▸ THE PROBLEM
Reproduce the records below exactly as they appear, omitting any pictures they contain.

▸ Recorded data
+--

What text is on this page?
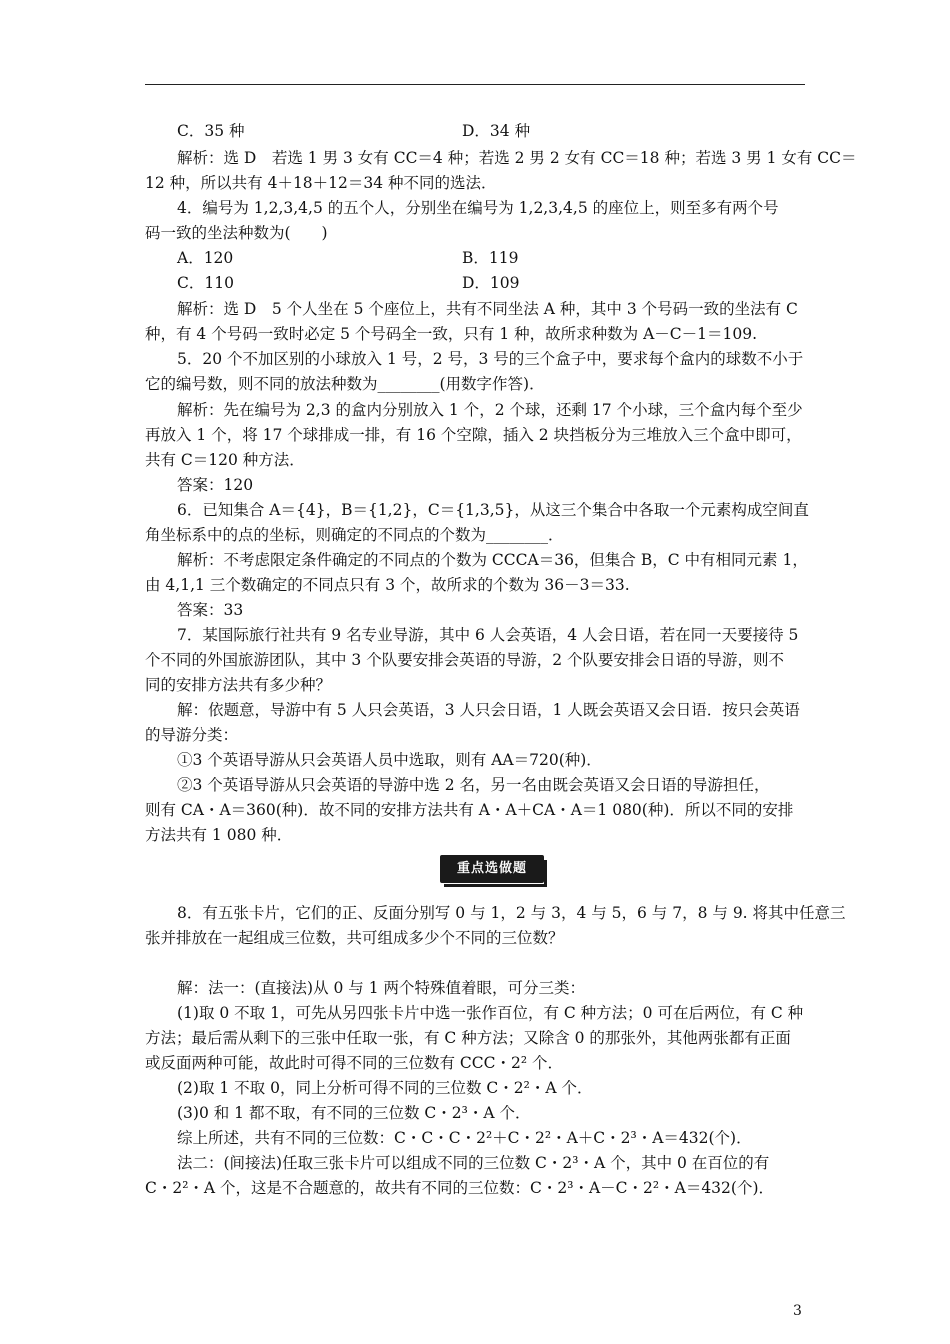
C．35 种	D．34 种
解析：选 D　若选 1 男 3 女有 CC＝4 种；若选 2 男 2 女有 CC＝18 种；若选 3 男 1 女有 CC＝
12 种，所以共有 4＋18＋12＝34 种不同的选法．
4．编号为 1,2,3,4,5 的五个人，分别坐在编号为 1,2,3,4,5 的座位上，则至多有两个号
码一致的坐法种数为(　　)
A．120	B．119
C．110	D．109
解析：选 D　5 个人坐在 5 个座位上，共有不同坐法 A 种，其中 3 个号码一致的坐法有 C
种，有 4 个号码一致时必定 5 个号码全一致，只有 1 种，故所求种数为 A－C－1＝109.
5．20 个不加区别的小球放入 1 号，2 号，3 号的三个盒子中，要求每个盒内的球数不小于
它的编号数，则不同的放法种数为________(用数字作答)．
解析：先在编号为 2,3 的盒内分别放入 1 个，2 个球，还剩 17 个小球，三个盒内每个至少
再放入 1 个，将 17 个球排成一排，有 16 个空隙，插入 2 块挡板分为三堆放入三个盒中即可，
共有 C＝120 种方法．
答案：120
6．已知集合 A＝{4}，B＝{1,2}，C＝{1,3,5}，从这三个集合中各取一个元素构成空间直
角坐标系中的点的坐标，则确定的不同点的个数为________．
解析：不考虑限定条件确定的不同点的个数为 CCCA＝36，但集合 B，C 中有相同元素 1，
由 4,1,1 三个数确定的不同点只有 3 个，故所求的个数为 36－3＝33.
答案：33
7．某国际旅行社共有 9 名专业导游，其中 6 人会英语，4 人会日语，若在同一天要接待 5
个不同的外国旅游团队，其中 3 个队要安排会英语的导游，2 个队要安排会日语的导游，则不
同的安排方法共有多少种？
解：依题意，导游中有 5 人只会英语，3 人只会日语，1 人既会英语又会日语．按只会英语
的导游分类：
①3 个英语导游从只会英语人员中选取，则有 AA＝720(种)．
②3 个英语导游从只会英语的导游中选 2 名，另一名由既会英语又会日语的导游担任，
则有 CA・A＝360(种)．故不同的安排方法共有 A・A＋CA・A＝1 080(种)．所以不同的安排
方法共有 1 080 种．
重点选做题
8．有五张卡片，它们的正、反面分别写 0 与 1，2 与 3，4 与 5，6 与 7，8 与 9. 将其中任意三
张并排放在一起组成三位数，共可组成多少个不同的三位数？
解：法一：(直接法)从 0 与 1 两个特殊值着眼，可分三类：
(1)取 0 不取 1，可先从另四张卡片中选一张作百位，有 C 种方法；0 可在后两位，有 C 种
方法；最后需从剩下的三张中任取一张，有 C 种方法；又除含 0 的那张外，其他两张都有正面
或反面两种可能，故此时可得不同的三位数有 CCC・2² 个．
(2)取 1 不取 0，同上分析可得不同的三位数 C・2²・A 个．
(3)0 和 1 都不取，有不同的三位数 C・2³・A 个．
综上所述，共有不同的三位数：C・C・C・2²＋C・2²・A＋C・2³・A＝432(个)．
法二：(间接法)任取三张卡片可以组成不同的三位数 C・2³・A 个，其中 0 在百位的有
C・2²・A 个，这是不合题意的，故共有不同的三位数：C・2³・A－C・2²・A＝432(个)．
3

+--

▸ REPLY TO THE TASK
What text is on this page?
C．35 种	D．34 种
解析：选 D　若选 1 男 3 女有 CC＝4 种；若选 2 男 2 女有 CC＝18 种；若选 3 男 1 女有 CC＝
12 种，所以共有 4＋18＋12＝34 种不同的选法．
4．编号为 1,2,3,4,5 的五个人，分别坐在编号为 1,2,3,4,5 的座位上，则至多有两个号
码一致的坐法种数为(　　)
A．120	B．119
C．110	D．109
解析：选 D　5 个人坐在 5 个座位上，共有不同坐法 A 种，其中 3 个号码一致的坐法有 C
种，有 4 个号码一致时必定 5 个号码全一致，只有 1 种，故所求种数为 A－C－1＝109.
5．20 个不加区别的小球放入 1 号，2 号，3 号的三个盒子中，要求每个盒内的球数不小于
它的编号数，则不同的放法种数为________(用数字作答)．
解析：先在编号为 2,3 的盒内分别放入 1 个，2 个球，还剩 17 个小球，三个盒内每个至少
再放入 1 个，将 17 个球排成一排，有 16 个空隙，插入 2 块挡板分为三堆放入三个盒中即可，
共有 C＝120 种方法．
答案：120
6．已知集合 A＝{4}，B＝{1,2}，C＝{1,3,5}，从这三个集合中各取一个元素构成空间直
角坐标系中的点的坐标，则确定的不同点的个数为________．
解析：不考虑限定条件确定的不同点的个数为 CCCA＝36，但集合 B，C 中有相同元素 1，
由 4,1,1 三个数确定的不同点只有 3 个，故所求的个数为 36－3＝33.
答案：33
7．某国际旅行社共有 9 名专业导游，其中 6 人会英语，4 人会日语，若在同一天要接待 5
个不同的外国旅游团队，其中 3 个队要安排会英语的导游，2 个队要安排会日语的导游，则不
同的安排方法共有多少种？
解：依题意，导游中有 5 人只会英语，3 人只会日语，1 人既会英语又会日语．按只会英语
的导游分类：
①3 个英语导游从只会英语人员中选取，则有 AA＝720(种)．
②3 个英语导游从只会英语的导游中选 2 名，另一名由既会英语又会日语的导游担任，
则有 CA・A＝360(种)．故不同的安排方法共有 A・A＋CA・A＝1 080(种)．所以不同的安排
方法共有 1 080 种．
重点选做题
8．有五张卡片，它们的正、反面分别写 0 与 1，2 与 3，4 与 5，6 与 7，8 与 9. 将其中任意三
张并排放在一起组成三位数，共可组成多少个不同的三位数？
解：法一：(直接法)从 0 与 1 两个特殊值着眼，可分三类：
(1)取 0 不取 1，可先从另四张卡片中选一张作百位，有 C 种方法；0 可在后两位，有 C 种
方法；最后需从剩下的三张中任取一张，有 C 种方法；又除含 0 的那张外，其他两张都有正面
或反面两种可能，故此时可得不同的三位数有 CCC・2² 个．
(2)取 1 不取 0，同上分析可得不同的三位数 C・2²・A 个．
(3)0 和 1 都不取，有不同的三位数 C・2³・A 个．
综上所述，共有不同的三位数：C・C・C・2²＋C・2²・A＋C・2³・A＝432(个)．
法二：(间接法)任取三张卡片可以组成不同的三位数 C・2³・A 个，其中 0 在百位的有
C・2²・A 个，这是不合题意的，故共有不同的三位数：C・2³・A－C・2²・A＝432(个)．
3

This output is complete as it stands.